_EXERCISE INSTRUCTIONS_. Look for the word "Account" in the entries below, then copy every line that has it.

_Items from a dataset_.

--

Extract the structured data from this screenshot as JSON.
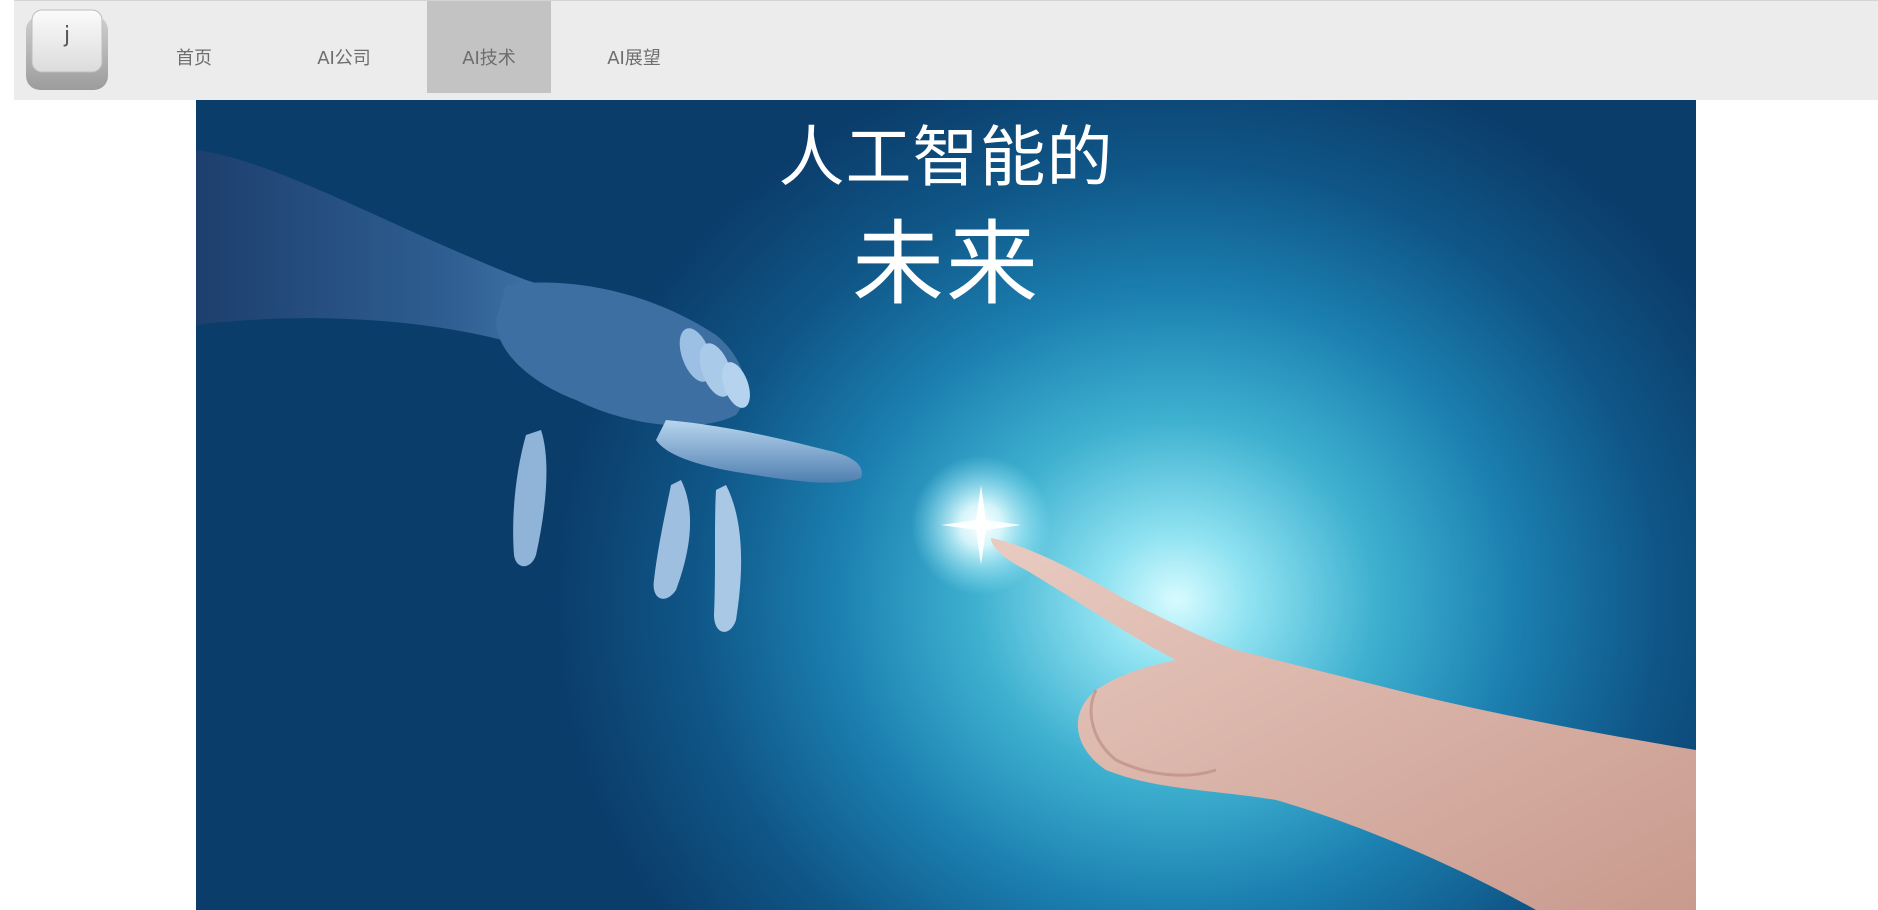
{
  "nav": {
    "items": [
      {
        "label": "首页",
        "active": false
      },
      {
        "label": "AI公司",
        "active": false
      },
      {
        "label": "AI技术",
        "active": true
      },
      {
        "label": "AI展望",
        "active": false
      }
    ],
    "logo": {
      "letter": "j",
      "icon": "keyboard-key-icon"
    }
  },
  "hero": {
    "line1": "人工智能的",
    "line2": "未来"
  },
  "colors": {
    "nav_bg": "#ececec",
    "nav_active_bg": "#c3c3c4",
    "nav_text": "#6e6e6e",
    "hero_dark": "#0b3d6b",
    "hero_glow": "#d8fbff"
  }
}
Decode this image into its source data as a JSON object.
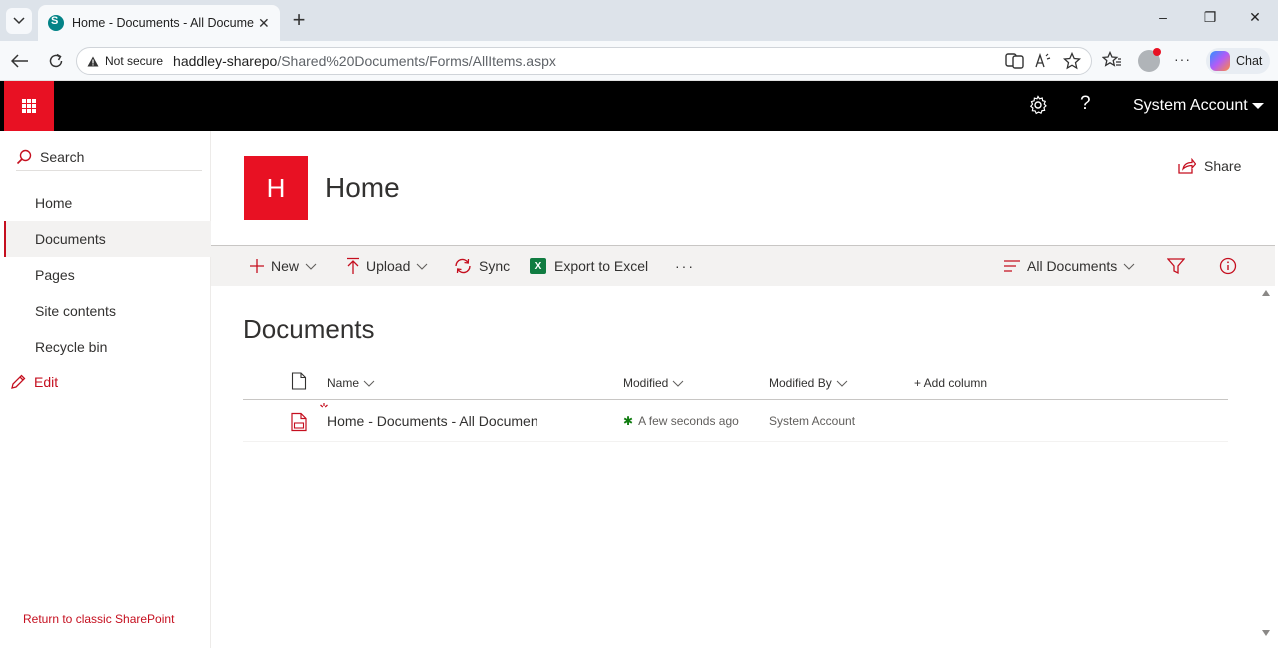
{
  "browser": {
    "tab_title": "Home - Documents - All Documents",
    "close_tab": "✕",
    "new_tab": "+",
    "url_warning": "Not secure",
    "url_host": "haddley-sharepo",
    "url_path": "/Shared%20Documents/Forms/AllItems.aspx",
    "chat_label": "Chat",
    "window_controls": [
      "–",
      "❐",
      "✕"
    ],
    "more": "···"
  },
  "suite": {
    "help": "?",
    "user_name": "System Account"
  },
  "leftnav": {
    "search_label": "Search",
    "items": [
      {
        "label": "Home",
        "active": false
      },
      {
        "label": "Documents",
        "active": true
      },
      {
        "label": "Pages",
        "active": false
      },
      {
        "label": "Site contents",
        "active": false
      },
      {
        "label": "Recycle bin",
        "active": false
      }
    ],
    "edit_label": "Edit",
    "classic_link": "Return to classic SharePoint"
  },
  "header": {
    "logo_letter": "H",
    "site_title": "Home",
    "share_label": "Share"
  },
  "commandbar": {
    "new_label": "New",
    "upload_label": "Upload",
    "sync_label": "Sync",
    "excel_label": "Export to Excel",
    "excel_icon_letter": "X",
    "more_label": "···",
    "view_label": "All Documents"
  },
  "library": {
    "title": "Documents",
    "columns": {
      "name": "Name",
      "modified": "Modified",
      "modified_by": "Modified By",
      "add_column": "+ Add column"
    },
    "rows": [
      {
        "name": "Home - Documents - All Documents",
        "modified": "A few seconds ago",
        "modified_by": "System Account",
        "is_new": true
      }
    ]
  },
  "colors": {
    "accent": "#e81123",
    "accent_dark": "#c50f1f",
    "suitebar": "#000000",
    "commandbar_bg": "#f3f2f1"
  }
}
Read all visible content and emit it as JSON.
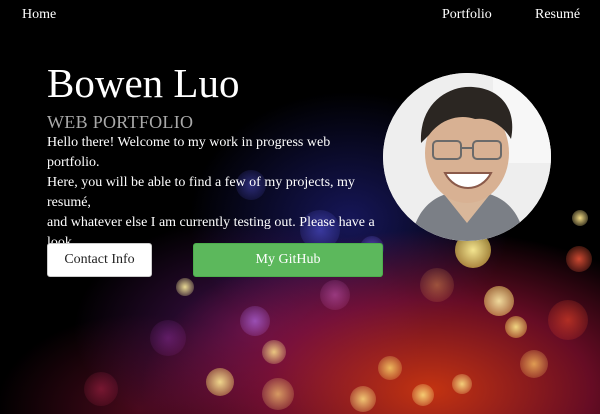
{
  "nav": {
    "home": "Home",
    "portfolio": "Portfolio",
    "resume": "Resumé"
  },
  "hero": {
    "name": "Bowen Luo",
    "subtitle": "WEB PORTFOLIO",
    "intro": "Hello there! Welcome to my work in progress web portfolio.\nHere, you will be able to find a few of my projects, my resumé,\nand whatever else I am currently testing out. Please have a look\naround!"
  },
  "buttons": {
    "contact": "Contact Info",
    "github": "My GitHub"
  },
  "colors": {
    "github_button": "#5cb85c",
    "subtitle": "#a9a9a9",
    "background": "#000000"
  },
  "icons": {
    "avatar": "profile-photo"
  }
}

--

_REPLY TO THE TASK_.
    "user_name": "System Account"
        "modified_by": "System Account",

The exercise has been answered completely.